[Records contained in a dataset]
------------------------------
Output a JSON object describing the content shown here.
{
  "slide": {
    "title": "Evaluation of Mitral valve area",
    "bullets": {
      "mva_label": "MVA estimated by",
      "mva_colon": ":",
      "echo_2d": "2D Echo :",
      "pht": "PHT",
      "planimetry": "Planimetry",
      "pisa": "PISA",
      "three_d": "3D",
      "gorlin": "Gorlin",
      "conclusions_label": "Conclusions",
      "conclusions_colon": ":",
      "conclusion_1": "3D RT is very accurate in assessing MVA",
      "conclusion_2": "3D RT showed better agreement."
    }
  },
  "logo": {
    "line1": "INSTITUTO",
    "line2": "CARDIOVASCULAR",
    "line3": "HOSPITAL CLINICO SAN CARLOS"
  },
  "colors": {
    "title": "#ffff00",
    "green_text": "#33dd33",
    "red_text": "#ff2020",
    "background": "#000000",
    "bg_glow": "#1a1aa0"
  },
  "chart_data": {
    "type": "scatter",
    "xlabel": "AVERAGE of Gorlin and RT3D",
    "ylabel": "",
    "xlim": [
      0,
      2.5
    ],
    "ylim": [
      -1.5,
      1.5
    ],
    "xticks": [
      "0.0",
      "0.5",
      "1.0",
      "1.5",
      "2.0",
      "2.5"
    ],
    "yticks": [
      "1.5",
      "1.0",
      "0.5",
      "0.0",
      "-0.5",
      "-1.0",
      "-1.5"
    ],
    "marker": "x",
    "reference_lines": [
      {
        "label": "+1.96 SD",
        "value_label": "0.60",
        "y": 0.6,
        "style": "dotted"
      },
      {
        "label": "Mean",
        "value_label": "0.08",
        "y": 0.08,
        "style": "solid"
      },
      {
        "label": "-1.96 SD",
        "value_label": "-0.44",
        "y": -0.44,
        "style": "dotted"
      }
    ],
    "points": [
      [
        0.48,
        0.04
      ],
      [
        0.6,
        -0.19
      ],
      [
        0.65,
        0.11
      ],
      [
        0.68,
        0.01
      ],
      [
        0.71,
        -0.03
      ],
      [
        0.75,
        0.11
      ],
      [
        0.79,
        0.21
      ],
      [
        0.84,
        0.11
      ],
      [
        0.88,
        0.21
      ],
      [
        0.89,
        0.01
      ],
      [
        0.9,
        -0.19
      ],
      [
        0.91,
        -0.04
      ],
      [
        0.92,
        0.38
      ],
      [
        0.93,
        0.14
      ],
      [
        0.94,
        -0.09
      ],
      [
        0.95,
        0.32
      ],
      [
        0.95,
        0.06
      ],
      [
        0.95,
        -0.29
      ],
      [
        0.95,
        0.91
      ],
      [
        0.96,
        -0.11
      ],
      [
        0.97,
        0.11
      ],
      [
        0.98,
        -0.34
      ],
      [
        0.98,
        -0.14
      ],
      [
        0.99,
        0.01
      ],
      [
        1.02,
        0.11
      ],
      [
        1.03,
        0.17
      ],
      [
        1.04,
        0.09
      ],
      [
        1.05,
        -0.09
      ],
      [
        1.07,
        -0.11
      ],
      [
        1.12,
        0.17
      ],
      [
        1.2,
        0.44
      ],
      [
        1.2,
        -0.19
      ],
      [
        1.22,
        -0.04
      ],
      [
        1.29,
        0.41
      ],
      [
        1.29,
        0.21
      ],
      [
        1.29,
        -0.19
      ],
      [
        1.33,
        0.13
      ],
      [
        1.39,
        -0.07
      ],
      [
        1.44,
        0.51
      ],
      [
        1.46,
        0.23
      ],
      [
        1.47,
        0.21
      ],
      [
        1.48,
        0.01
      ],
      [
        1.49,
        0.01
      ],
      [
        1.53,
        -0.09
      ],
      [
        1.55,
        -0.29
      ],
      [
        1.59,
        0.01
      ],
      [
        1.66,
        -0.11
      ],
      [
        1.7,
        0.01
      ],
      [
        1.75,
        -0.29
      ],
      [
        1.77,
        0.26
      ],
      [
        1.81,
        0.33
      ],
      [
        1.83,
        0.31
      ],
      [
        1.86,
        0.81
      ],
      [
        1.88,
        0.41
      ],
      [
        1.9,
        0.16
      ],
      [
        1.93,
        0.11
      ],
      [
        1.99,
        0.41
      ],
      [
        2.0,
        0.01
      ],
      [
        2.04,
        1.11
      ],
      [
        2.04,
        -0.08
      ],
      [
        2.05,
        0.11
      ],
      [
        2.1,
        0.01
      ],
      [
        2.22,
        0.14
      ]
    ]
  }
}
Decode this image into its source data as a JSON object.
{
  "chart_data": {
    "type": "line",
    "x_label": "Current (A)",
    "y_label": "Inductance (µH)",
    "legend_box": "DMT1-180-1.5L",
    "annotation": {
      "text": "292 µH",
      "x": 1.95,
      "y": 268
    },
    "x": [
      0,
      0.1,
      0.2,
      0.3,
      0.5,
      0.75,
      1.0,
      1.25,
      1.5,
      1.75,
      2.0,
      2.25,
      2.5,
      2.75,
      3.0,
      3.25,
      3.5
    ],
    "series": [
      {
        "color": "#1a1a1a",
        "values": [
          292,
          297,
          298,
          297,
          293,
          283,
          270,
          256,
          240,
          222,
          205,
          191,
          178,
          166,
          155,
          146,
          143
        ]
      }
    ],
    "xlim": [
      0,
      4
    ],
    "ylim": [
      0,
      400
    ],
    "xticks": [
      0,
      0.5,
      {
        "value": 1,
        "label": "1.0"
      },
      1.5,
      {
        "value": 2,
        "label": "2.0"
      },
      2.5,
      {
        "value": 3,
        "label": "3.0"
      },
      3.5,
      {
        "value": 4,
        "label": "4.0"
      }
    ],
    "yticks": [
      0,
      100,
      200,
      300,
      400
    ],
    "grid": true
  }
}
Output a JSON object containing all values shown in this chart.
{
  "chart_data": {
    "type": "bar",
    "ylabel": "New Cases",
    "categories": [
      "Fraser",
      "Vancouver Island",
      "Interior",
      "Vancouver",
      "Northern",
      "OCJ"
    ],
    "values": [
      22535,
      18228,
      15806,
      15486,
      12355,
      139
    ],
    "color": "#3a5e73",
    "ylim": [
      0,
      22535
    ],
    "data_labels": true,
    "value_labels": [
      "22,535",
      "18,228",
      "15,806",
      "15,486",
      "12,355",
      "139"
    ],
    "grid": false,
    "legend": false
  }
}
------------------------------
Task goal> Leave out every line before the one containing "Output a JSON object containing"; set down that line and all remaining lines of the material exactly.

Exercise response>
Output a JSON object containing all values shown in this chart.
{
  "chart_data": {
    "type": "bar",
    "ylabel": "New Cases",
    "categories": [
      "Fraser",
      "Vancouver Island",
      "Interior",
      "Vancouver",
      "Northern",
      "OCJ"
    ],
    "values": [
      22535,
      18228,
      15806,
      15486,
      12355,
      139
    ],
    "color": "#3a5e73",
    "ylim": [
      0,
      22535
    ],
    "data_labels": true,
    "value_labels": [
      "22,535",
      "18,228",
      "15,806",
      "15,486",
      "12,355",
      "139"
    ],
    "grid": false,
    "legend": false
  }
}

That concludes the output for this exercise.